# Exercise goal
Locate each line with the string "Editorial" in the listing below and copy it.

start Extracted data

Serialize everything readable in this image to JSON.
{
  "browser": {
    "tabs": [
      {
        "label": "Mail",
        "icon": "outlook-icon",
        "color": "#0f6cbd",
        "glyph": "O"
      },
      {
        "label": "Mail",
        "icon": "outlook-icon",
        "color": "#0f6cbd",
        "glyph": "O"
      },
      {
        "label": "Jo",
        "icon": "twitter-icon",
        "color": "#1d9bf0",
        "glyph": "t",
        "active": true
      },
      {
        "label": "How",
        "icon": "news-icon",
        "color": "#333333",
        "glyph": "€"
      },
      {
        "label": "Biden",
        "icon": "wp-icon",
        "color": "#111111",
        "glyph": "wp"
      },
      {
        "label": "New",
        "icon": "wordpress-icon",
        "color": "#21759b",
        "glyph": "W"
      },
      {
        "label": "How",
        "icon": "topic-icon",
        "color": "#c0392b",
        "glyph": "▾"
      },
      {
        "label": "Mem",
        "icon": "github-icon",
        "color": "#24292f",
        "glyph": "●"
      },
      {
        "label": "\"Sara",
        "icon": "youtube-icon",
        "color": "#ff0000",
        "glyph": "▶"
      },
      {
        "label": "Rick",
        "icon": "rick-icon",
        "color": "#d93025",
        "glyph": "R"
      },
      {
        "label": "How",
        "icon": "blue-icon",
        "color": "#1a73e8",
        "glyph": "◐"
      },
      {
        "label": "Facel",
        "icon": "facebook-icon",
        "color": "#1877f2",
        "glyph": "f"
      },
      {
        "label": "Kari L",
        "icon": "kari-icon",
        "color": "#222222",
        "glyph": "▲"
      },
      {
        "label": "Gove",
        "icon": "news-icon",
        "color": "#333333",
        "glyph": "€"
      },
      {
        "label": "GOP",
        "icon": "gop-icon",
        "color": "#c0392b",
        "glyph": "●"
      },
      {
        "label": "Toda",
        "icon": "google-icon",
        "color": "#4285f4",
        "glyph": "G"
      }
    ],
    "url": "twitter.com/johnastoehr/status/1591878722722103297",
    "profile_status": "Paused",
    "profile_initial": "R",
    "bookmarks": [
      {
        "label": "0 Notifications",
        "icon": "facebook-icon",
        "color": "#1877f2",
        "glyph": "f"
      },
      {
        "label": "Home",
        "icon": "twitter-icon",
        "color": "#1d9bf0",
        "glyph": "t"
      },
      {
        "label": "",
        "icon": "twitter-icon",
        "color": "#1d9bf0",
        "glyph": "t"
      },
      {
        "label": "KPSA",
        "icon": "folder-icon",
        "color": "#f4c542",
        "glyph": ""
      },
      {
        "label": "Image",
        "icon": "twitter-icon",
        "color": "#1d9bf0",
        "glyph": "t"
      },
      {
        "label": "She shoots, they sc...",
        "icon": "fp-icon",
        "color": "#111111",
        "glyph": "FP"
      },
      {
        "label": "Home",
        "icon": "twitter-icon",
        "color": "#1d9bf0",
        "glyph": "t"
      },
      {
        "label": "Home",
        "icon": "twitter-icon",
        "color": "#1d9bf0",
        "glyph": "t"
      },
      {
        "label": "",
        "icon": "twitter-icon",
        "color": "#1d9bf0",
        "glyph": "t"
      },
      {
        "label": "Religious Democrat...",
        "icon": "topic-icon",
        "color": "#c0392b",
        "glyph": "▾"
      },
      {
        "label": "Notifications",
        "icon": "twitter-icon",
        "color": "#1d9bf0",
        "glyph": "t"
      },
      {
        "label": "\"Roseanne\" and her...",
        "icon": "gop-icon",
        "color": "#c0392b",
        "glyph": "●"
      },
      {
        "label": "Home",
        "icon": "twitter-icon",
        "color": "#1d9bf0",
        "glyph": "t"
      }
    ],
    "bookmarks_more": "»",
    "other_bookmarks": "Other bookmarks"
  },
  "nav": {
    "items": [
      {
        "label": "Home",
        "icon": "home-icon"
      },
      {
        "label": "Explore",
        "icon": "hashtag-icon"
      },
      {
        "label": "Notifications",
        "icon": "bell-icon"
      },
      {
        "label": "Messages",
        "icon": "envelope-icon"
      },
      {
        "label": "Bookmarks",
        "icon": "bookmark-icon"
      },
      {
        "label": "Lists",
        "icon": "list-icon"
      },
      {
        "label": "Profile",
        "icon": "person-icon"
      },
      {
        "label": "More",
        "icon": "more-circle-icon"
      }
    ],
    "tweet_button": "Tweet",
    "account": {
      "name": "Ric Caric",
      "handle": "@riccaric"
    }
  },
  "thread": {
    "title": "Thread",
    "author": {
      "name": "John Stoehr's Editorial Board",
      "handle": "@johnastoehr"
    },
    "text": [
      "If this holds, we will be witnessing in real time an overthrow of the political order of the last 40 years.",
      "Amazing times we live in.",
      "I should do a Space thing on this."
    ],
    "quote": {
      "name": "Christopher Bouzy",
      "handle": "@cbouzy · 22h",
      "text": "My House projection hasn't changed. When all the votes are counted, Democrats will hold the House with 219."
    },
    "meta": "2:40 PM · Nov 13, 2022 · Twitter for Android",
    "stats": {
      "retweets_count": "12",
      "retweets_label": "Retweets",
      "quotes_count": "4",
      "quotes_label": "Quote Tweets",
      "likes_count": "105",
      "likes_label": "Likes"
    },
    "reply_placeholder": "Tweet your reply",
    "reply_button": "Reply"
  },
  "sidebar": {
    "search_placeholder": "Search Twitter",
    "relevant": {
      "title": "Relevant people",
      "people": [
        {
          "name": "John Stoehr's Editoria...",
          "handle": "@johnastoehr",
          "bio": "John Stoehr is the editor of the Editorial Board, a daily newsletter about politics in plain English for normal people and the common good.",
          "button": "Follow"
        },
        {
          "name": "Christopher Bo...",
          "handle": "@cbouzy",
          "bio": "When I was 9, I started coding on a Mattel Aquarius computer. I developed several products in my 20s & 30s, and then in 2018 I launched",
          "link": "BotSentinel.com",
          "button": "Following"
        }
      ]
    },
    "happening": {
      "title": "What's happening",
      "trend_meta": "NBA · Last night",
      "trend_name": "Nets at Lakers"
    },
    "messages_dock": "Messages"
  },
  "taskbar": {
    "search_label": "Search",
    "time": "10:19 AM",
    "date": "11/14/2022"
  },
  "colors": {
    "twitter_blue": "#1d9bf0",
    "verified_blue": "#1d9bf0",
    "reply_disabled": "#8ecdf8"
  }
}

end Extracted data

# Solution for this exercise
      "name": "John Stoehr's Editorial Board",
          "bio": "John Stoehr is the editor of the Editorial Board, a daily newsletter about politics in plain English for normal people and the common good.",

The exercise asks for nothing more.